*STORED RECORDS*:
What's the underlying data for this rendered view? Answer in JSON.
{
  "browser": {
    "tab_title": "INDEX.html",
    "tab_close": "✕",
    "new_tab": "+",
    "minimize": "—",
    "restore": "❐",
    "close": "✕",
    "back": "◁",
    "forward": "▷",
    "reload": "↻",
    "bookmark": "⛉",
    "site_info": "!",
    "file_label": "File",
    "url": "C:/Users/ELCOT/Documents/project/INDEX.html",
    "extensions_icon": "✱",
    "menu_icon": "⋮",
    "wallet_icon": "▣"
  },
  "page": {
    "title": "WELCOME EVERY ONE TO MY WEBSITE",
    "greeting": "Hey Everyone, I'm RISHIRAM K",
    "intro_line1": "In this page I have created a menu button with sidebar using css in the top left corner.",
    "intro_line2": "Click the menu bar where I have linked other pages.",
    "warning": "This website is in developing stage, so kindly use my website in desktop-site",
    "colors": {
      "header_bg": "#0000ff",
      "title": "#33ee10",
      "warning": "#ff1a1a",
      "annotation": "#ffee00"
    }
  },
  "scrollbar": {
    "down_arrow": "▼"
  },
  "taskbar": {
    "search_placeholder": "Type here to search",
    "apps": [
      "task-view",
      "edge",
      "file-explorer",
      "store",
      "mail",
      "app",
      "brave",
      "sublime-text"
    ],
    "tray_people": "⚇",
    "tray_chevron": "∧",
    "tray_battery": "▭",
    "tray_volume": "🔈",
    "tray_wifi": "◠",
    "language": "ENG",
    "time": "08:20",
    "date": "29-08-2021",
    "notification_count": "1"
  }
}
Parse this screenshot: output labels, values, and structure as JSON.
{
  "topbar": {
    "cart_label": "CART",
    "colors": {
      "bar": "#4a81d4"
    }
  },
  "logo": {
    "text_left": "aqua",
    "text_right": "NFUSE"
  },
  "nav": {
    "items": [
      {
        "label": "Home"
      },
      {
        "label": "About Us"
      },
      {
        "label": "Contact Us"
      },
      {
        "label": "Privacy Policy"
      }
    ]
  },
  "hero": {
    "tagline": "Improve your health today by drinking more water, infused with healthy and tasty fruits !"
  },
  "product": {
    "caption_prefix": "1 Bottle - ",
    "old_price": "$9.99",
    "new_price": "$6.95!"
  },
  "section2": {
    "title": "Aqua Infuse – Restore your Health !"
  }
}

*AIM OF THE TASK*: Could you quote, exactly as they appear, the line containing "Parse this screenshot: output" and every line after it to the end of the records above?

*TASK RESULT*:
Parse this screenshot: output labels, values, and structure as JSON.
{
  "topbar": {
    "cart_label": "CART",
    "colors": {
      "bar": "#4a81d4"
    }
  },
  "logo": {
    "text_left": "aqua",
    "text_right": "NFUSE"
  },
  "nav": {
    "items": [
      {
        "label": "Home"
      },
      {
        "label": "About Us"
      },
      {
        "label": "Contact Us"
      },
      {
        "label": "Privacy Policy"
      }
    ]
  },
  "hero": {
    "tagline": "Improve your health today by drinking more water, infused with healthy and tasty fruits !"
  },
  "product": {
    "caption_prefix": "1 Bottle - ",
    "old_price": "$9.99",
    "new_price": "$6.95!"
  },
  "section2": {
    "title": "Aqua Infuse – Restore your Health !"
  }
}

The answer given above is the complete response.